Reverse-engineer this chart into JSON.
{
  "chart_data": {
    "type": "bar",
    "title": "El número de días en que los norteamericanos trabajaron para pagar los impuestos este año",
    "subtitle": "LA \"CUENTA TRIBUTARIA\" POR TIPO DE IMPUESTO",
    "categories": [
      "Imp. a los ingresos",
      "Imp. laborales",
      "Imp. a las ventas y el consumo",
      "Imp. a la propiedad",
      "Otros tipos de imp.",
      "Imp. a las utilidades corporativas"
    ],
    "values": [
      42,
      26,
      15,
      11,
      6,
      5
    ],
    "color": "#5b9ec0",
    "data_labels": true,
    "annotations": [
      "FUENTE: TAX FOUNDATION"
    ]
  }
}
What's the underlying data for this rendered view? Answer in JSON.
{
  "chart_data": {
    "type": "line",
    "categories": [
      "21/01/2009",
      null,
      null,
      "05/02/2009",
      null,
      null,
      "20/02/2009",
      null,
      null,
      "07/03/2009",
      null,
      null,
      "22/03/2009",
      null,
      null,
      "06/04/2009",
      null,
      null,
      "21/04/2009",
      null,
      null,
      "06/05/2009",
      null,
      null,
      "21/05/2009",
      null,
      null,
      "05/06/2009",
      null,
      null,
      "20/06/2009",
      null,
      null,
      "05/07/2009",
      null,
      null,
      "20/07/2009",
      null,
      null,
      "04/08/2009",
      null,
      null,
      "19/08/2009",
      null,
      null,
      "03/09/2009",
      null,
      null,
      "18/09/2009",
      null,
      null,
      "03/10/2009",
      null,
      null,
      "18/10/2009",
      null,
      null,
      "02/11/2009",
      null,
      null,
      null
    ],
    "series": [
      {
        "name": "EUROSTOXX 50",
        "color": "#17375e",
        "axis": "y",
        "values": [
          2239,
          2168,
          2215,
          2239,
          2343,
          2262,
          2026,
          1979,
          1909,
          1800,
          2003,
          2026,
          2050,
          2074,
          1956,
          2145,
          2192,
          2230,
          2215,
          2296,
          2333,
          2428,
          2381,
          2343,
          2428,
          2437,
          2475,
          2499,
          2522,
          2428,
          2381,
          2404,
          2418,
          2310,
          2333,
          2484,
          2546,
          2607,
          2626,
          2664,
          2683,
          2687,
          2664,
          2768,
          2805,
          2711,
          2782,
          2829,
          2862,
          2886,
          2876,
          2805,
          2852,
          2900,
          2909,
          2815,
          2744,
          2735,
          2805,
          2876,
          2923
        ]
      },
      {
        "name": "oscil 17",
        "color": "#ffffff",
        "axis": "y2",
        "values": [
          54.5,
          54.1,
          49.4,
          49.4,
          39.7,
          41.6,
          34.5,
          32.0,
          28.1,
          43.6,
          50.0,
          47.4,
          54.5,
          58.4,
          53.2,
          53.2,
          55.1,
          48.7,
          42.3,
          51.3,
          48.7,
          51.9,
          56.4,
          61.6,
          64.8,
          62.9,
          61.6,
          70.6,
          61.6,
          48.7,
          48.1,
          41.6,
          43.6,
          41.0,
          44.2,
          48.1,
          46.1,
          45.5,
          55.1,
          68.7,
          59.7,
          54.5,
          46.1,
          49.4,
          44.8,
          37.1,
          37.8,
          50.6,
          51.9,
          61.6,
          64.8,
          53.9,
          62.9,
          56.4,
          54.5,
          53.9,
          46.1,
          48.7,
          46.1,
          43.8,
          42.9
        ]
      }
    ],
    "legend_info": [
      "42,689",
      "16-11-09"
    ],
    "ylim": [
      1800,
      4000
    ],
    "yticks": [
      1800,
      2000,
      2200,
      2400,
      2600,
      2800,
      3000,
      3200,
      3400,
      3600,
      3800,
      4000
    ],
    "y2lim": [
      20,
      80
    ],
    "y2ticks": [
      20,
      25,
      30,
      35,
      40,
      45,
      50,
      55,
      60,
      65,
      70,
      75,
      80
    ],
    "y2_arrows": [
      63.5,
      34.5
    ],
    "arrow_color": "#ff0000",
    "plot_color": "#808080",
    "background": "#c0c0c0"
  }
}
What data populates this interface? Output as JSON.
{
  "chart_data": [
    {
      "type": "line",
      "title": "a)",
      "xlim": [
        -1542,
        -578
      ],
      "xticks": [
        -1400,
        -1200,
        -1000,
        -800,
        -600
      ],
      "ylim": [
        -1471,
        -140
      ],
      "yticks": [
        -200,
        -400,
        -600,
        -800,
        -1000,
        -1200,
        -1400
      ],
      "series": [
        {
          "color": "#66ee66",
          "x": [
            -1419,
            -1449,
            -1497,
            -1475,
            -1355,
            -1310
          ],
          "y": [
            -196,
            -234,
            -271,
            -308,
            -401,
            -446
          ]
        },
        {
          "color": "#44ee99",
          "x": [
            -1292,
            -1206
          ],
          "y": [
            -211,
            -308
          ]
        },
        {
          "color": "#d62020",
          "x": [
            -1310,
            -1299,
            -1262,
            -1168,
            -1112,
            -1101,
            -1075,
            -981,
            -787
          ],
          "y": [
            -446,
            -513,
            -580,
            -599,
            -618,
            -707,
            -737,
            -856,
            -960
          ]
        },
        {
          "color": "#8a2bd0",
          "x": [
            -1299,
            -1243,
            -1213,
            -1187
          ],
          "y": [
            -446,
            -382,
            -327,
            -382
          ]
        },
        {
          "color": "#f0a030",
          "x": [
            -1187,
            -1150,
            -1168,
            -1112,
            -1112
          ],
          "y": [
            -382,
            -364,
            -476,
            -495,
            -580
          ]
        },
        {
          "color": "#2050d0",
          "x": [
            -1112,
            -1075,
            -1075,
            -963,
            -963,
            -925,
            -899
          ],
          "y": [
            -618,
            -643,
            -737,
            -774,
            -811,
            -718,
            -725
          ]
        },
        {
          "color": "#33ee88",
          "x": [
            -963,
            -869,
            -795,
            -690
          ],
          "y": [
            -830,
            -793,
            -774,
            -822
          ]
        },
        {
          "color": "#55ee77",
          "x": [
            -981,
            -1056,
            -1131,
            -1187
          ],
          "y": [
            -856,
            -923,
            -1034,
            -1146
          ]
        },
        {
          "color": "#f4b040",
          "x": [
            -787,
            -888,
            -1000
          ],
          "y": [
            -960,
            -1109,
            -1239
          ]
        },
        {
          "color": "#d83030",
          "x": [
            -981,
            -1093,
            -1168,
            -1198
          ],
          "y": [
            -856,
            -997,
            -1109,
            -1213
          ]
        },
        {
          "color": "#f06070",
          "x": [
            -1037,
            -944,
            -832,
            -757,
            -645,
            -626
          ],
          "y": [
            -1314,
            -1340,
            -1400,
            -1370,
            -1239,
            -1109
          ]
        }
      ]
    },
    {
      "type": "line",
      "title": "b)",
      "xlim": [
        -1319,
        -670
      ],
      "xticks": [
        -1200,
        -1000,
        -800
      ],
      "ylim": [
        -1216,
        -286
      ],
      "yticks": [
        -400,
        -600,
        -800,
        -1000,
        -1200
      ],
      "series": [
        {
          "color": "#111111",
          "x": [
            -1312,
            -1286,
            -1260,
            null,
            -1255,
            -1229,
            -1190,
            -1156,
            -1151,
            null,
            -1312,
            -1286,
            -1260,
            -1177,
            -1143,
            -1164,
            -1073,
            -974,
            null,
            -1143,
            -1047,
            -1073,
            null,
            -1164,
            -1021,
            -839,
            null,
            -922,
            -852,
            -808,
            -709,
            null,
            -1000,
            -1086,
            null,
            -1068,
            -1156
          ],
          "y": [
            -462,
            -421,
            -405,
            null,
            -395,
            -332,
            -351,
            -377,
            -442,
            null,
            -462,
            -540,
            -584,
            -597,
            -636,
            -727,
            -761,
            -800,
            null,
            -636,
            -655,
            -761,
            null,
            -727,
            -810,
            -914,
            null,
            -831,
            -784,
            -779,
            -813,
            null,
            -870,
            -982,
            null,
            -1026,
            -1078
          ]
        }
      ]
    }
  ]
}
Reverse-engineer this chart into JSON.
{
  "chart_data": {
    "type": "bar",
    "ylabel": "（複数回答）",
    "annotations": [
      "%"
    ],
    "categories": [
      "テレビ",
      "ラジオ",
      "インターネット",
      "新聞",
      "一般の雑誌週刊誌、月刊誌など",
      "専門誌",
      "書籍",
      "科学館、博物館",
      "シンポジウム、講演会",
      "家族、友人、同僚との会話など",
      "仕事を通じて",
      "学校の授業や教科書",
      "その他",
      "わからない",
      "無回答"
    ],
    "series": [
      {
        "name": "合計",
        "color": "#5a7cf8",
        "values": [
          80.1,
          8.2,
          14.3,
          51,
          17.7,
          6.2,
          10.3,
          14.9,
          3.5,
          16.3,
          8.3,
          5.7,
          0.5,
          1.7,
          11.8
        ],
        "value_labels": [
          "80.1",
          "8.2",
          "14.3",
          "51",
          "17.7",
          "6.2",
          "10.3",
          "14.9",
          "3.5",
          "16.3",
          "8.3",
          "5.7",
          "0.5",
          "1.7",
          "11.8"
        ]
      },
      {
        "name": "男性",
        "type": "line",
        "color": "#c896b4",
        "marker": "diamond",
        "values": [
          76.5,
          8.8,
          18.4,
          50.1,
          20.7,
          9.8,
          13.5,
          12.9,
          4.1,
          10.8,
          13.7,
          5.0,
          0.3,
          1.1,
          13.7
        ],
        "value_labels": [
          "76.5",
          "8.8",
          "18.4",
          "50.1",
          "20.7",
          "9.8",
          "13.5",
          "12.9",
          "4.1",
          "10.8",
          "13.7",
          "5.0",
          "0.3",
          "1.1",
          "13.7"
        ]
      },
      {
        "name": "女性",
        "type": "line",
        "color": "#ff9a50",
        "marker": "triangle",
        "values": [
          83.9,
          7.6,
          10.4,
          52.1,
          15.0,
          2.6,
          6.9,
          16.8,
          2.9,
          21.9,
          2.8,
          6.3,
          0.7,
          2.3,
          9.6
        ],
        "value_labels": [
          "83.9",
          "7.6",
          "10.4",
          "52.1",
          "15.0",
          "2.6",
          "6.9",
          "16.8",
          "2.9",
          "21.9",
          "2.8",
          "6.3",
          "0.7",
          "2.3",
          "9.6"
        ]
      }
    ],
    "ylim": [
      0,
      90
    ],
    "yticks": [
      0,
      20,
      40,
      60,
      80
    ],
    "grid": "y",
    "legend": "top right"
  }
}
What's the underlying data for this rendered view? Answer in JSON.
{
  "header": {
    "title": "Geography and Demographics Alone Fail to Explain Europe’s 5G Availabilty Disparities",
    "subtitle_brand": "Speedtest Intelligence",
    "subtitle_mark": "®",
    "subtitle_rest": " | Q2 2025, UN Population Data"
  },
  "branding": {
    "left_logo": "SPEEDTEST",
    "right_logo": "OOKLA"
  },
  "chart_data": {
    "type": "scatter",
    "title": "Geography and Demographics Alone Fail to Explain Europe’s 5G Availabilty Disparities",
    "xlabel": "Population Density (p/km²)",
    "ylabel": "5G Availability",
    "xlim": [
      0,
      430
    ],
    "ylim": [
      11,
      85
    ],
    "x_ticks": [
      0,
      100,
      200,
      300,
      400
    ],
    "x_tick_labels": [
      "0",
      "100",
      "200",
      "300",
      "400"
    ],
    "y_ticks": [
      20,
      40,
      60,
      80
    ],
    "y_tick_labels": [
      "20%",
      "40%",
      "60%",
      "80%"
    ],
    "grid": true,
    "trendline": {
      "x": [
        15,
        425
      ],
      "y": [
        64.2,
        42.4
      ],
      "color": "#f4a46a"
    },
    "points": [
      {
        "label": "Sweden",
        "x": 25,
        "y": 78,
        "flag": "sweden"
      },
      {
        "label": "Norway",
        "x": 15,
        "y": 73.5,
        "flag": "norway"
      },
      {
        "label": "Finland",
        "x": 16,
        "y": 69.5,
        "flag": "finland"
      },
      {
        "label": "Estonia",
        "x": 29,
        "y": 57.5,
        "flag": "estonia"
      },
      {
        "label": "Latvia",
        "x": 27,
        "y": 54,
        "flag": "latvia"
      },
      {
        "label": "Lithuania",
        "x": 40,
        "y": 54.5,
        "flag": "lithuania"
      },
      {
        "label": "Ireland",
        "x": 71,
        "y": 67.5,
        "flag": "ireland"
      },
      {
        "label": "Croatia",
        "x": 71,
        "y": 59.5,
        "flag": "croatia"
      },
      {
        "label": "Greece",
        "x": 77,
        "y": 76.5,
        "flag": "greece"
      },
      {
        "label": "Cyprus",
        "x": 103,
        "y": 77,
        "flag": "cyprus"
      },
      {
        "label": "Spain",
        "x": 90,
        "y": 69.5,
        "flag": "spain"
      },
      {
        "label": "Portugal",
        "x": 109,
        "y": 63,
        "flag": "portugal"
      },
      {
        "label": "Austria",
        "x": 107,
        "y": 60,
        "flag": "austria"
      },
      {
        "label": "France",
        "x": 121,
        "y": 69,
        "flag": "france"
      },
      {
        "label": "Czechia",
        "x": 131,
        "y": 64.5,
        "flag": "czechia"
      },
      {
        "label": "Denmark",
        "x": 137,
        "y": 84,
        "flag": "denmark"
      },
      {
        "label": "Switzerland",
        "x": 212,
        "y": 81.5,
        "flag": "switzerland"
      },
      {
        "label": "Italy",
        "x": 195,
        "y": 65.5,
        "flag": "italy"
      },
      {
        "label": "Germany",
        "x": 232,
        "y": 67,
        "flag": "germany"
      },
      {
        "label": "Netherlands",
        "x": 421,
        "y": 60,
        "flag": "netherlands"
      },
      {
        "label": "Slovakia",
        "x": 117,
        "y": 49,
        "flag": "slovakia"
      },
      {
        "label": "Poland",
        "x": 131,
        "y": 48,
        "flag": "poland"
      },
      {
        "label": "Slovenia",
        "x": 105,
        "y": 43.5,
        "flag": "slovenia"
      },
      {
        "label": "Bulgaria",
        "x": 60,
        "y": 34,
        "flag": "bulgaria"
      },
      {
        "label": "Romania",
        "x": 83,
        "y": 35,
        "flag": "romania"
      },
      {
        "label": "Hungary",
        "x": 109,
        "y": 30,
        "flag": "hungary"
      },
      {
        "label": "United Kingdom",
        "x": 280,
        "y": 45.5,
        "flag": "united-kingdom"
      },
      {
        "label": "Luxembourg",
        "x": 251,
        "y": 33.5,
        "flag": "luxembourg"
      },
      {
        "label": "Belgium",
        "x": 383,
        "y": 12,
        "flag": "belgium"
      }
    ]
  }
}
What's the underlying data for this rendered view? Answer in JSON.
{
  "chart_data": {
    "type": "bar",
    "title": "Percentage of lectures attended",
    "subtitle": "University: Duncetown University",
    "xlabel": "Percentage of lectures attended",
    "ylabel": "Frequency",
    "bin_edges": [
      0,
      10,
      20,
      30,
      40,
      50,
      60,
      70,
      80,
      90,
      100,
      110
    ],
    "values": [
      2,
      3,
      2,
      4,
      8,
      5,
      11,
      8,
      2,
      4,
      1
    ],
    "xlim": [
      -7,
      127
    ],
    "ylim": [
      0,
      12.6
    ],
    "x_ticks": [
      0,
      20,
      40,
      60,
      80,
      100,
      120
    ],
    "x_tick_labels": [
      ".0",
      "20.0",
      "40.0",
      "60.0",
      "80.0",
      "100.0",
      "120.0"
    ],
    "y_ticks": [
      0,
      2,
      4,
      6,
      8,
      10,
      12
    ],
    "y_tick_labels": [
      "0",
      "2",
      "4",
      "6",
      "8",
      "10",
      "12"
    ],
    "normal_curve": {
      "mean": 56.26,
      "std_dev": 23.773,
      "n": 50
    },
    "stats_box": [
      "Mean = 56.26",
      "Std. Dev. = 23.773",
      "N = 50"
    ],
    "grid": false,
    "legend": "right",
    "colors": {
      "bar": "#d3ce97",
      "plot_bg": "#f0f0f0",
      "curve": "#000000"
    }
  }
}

··········

Write down the number of lines where the word "Percentage" appears, and nothing further.

FINAL ANSWER: 2